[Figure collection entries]
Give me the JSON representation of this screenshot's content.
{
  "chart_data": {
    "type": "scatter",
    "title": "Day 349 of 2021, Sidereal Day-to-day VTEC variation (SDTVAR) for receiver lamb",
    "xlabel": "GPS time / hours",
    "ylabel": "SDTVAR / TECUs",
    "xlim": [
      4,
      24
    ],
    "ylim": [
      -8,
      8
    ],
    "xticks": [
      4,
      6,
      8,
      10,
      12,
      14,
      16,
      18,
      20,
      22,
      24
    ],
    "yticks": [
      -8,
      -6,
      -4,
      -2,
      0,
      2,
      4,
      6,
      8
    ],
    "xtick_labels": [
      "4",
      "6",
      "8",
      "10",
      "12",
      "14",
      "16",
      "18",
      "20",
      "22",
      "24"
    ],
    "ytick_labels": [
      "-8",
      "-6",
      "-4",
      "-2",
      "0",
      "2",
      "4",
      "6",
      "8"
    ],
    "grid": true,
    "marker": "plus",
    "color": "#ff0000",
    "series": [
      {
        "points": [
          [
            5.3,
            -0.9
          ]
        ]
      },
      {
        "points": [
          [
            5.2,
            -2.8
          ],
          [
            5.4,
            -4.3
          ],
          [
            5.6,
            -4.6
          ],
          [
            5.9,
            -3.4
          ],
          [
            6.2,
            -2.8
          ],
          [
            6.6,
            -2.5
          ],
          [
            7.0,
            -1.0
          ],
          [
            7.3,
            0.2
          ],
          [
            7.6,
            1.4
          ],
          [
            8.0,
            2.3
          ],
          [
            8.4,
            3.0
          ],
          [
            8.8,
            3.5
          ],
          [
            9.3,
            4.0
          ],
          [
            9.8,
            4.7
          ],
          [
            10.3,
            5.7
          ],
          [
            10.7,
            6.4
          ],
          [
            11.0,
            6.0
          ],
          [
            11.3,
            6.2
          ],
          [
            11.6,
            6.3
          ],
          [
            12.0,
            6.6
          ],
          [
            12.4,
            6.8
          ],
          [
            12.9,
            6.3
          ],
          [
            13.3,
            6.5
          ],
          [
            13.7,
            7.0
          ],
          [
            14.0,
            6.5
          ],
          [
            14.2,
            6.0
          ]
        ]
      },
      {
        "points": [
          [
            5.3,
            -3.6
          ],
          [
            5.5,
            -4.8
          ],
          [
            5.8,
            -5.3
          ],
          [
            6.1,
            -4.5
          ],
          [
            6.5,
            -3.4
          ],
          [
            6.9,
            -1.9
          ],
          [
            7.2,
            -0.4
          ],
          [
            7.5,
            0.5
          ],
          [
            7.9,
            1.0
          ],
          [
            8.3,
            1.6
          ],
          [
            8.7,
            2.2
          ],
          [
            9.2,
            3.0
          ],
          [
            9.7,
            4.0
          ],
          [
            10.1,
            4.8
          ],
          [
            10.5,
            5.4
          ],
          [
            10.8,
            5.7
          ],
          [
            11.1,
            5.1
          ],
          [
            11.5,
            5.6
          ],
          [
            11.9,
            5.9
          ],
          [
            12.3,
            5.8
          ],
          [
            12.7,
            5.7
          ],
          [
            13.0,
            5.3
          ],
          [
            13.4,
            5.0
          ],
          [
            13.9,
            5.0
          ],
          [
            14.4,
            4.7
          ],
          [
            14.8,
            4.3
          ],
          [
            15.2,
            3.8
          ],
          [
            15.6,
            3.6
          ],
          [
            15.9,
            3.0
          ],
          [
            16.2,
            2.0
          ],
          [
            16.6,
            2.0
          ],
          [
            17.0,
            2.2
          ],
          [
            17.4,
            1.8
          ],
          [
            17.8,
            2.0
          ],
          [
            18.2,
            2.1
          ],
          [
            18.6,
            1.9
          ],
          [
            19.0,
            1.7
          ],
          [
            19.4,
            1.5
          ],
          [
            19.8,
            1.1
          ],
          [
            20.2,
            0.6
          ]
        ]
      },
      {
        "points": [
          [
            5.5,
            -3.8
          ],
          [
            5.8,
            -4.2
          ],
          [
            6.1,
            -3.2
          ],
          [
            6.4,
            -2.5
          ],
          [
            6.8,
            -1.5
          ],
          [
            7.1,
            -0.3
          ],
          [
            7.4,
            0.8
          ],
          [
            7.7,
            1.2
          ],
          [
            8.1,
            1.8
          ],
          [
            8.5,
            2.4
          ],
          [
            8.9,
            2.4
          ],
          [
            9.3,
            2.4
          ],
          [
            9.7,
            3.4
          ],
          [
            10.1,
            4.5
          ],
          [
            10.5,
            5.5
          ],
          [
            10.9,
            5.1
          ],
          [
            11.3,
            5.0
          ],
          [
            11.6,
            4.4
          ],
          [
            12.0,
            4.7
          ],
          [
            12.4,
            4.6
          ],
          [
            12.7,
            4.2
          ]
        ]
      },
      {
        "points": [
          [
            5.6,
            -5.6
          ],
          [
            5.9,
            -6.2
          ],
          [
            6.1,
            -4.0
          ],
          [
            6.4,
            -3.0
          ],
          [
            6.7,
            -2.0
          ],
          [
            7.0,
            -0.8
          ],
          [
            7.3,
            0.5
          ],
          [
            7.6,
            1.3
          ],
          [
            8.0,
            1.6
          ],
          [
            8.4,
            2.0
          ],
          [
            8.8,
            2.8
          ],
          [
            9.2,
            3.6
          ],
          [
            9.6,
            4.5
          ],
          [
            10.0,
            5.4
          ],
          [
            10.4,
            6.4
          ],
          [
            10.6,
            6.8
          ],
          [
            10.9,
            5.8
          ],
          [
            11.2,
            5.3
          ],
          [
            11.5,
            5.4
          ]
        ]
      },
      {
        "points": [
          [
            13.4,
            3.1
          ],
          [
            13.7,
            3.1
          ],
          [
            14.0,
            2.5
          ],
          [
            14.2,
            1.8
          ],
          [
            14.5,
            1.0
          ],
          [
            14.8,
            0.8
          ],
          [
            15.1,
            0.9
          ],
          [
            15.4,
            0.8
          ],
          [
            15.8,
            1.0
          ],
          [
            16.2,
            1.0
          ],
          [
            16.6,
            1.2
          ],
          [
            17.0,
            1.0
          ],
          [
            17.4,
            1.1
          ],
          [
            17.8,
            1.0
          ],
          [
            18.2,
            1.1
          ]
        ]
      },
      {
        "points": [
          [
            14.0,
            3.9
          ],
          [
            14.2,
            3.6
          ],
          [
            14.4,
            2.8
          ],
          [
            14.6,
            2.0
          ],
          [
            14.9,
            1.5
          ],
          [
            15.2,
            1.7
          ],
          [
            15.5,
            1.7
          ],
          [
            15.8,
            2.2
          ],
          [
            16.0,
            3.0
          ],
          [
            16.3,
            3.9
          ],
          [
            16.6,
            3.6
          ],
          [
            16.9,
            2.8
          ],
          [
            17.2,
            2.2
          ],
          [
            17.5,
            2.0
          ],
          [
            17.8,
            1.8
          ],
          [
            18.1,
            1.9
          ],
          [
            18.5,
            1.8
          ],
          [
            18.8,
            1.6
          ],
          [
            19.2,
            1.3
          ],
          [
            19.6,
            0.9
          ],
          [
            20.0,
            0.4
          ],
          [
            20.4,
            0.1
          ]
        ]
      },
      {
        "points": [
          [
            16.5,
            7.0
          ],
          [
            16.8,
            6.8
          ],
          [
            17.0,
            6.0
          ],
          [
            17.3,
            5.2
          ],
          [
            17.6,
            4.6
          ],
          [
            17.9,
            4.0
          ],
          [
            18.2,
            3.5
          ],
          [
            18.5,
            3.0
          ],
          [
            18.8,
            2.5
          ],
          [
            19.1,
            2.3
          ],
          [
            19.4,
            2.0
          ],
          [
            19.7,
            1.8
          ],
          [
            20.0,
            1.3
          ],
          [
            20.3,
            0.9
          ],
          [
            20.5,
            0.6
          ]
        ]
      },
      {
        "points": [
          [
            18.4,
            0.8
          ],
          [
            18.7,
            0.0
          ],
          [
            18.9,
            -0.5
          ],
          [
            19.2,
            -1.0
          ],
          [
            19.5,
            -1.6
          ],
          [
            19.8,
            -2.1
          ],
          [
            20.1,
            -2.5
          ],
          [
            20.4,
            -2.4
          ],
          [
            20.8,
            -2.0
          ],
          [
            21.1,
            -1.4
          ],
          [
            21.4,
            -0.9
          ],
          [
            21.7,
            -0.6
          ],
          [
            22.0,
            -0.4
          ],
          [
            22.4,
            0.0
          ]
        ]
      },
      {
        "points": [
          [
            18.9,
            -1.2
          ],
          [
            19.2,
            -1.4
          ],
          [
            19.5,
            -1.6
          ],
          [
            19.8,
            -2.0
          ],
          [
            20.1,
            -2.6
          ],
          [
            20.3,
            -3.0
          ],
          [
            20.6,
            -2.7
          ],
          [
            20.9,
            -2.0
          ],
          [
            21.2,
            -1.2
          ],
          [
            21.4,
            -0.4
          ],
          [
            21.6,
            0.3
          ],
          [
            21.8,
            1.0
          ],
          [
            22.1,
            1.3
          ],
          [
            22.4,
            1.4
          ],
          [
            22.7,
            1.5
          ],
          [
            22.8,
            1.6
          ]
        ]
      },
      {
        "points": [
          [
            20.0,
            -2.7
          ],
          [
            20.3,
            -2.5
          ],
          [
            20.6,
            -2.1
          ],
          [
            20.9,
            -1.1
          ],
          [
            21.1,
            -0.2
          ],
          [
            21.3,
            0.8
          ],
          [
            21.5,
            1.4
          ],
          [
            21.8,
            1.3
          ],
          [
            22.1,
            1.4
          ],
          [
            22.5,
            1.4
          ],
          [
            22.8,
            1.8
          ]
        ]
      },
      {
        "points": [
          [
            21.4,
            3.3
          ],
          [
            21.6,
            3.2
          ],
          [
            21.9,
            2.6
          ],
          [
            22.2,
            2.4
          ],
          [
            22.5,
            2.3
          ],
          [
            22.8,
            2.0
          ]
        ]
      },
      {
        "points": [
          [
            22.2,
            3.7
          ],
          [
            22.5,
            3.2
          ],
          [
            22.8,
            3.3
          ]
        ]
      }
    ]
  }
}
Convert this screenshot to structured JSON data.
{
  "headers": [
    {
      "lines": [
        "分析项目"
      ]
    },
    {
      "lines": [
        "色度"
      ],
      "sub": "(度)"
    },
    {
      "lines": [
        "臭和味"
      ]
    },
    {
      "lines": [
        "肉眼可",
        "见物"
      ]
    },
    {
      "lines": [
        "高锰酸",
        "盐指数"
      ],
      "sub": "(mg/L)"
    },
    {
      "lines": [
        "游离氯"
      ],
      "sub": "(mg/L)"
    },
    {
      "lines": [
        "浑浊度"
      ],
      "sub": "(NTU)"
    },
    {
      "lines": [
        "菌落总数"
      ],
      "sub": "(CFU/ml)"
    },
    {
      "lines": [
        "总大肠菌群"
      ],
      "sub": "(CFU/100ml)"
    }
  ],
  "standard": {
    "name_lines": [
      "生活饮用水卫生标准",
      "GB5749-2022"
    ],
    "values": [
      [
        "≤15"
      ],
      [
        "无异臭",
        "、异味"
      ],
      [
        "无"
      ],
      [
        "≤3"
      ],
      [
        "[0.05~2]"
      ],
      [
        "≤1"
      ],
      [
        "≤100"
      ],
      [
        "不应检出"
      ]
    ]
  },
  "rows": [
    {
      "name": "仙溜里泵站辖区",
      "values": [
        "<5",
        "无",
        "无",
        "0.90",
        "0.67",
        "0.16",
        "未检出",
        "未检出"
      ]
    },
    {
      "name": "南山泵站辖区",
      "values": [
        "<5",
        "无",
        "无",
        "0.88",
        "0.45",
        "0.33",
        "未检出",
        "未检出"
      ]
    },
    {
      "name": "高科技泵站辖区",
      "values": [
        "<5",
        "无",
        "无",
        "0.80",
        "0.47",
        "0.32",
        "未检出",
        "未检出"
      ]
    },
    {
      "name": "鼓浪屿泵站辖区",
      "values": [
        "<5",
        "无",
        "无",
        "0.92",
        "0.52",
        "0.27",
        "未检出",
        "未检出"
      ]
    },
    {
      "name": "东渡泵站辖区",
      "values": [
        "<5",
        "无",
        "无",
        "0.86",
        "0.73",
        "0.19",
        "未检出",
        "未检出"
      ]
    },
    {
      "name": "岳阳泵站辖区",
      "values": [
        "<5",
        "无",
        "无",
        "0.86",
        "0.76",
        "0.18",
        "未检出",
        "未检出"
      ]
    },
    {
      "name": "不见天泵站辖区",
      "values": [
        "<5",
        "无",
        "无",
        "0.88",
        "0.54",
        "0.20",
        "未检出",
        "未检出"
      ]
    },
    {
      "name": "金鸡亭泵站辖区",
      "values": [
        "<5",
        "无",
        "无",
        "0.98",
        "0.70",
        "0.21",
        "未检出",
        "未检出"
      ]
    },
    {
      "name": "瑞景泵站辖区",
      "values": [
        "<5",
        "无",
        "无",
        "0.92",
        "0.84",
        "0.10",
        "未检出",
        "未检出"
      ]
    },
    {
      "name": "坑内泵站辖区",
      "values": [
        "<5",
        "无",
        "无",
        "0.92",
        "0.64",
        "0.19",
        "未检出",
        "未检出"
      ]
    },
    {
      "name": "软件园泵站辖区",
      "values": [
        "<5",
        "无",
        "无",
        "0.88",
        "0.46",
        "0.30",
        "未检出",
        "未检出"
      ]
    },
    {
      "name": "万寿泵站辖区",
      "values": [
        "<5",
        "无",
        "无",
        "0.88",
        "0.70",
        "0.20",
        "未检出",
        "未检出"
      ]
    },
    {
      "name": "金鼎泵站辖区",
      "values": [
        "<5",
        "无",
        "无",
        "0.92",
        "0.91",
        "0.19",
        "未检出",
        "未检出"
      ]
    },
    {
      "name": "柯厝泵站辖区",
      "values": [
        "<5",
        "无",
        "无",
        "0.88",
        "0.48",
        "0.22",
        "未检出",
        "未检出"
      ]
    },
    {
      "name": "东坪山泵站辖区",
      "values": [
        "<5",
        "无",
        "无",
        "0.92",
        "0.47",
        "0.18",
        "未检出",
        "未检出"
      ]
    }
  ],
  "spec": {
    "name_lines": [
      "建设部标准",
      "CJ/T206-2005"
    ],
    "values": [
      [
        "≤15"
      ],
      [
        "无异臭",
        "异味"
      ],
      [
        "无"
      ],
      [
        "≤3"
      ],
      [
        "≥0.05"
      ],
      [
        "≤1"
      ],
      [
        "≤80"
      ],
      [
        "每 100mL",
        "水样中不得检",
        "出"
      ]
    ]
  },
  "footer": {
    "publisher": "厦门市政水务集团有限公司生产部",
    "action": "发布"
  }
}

--- AIM ---
Among the lines of the material, find those that hold the word "screenshot" and copy them.

--- EXERCISE OUTPUT ---
Give me the JSON representation of this screenshot's content.
Convert this screenshot to structured JSON data.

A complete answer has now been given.